● **Exercise directions**
Copy out the listing that follows, exactly, without its pictures.

● **Record excerpts**
** start **

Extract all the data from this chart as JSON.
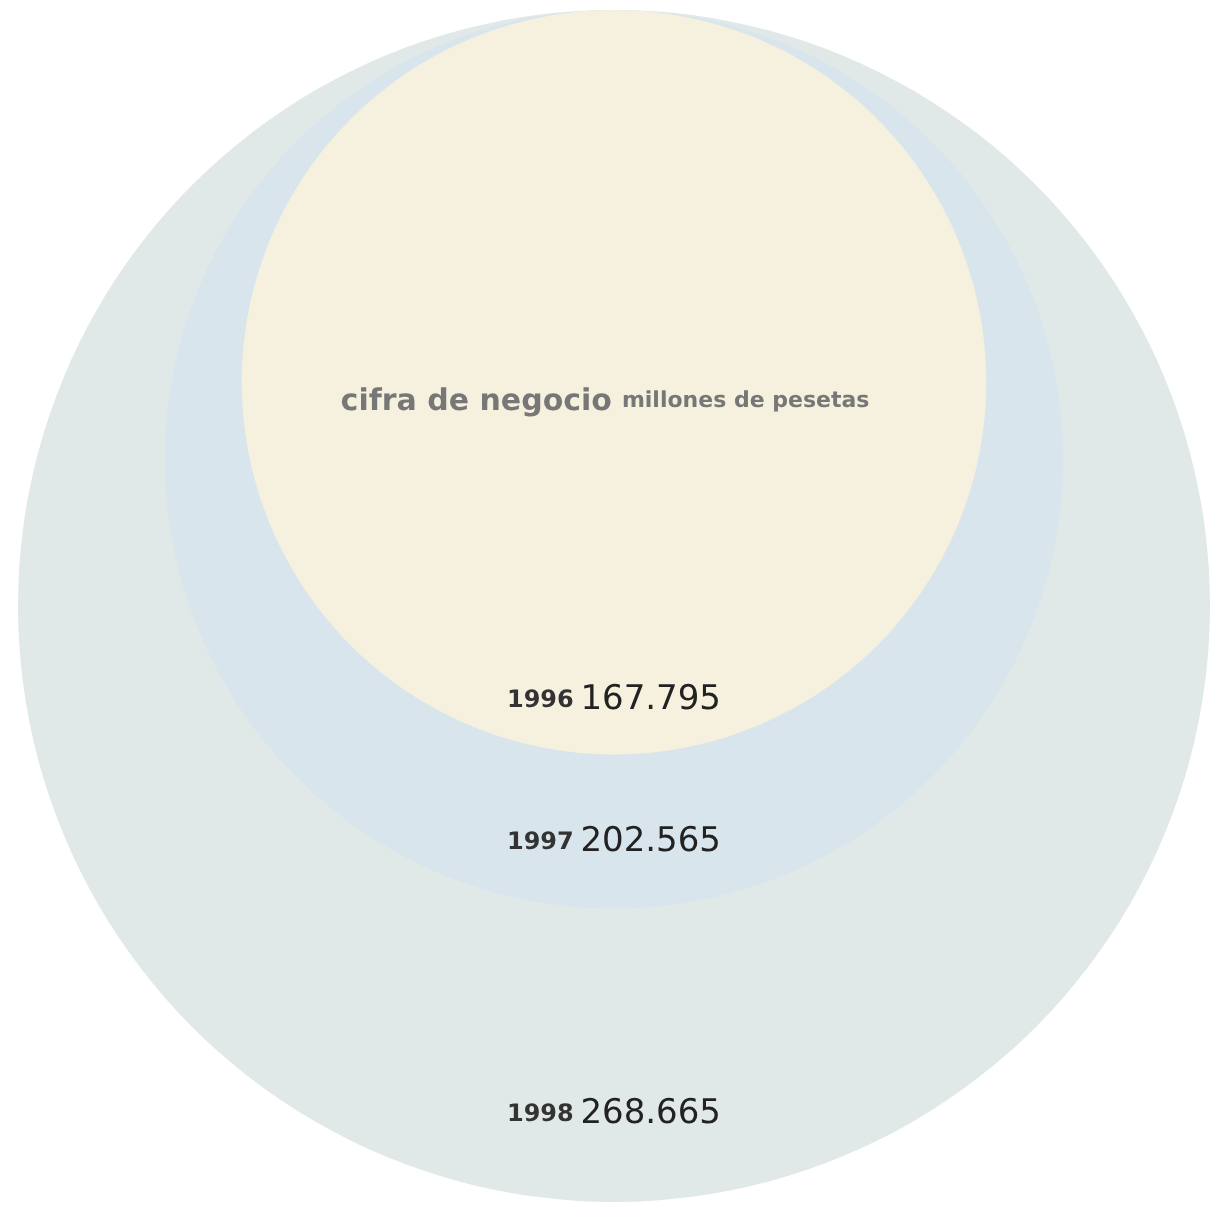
{
  "chart_data": {
    "type": "other",
    "title": "cifra de negocio",
    "subtitle": "millones de pesetas",
    "categories": [
      "1996",
      "1997",
      "1998"
    ],
    "values": [
      167795,
      202565,
      268665
    ],
    "value_labels": [
      "167.795",
      "202.565",
      "268.665"
    ],
    "colors": [
      "#f5f1de",
      "#d9e5ec",
      "#e1e9e8"
    ]
  }
}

** end **

● **Solved problem**
Extract all the data from this chart as JSON.
{
  "chart_data": {
    "type": "other",
    "title": "cifra de negocio",
    "subtitle": "millones de pesetas",
    "categories": [
      "1996",
      "1997",
      "1998"
    ],
    "values": [
      167795,
      202565,
      268665
    ],
    "value_labels": [
      "167.795",
      "202.565",
      "268.665"
    ],
    "colors": [
      "#f5f1de",
      "#d9e5ec",
      "#e1e9e8"
    ]
  }
}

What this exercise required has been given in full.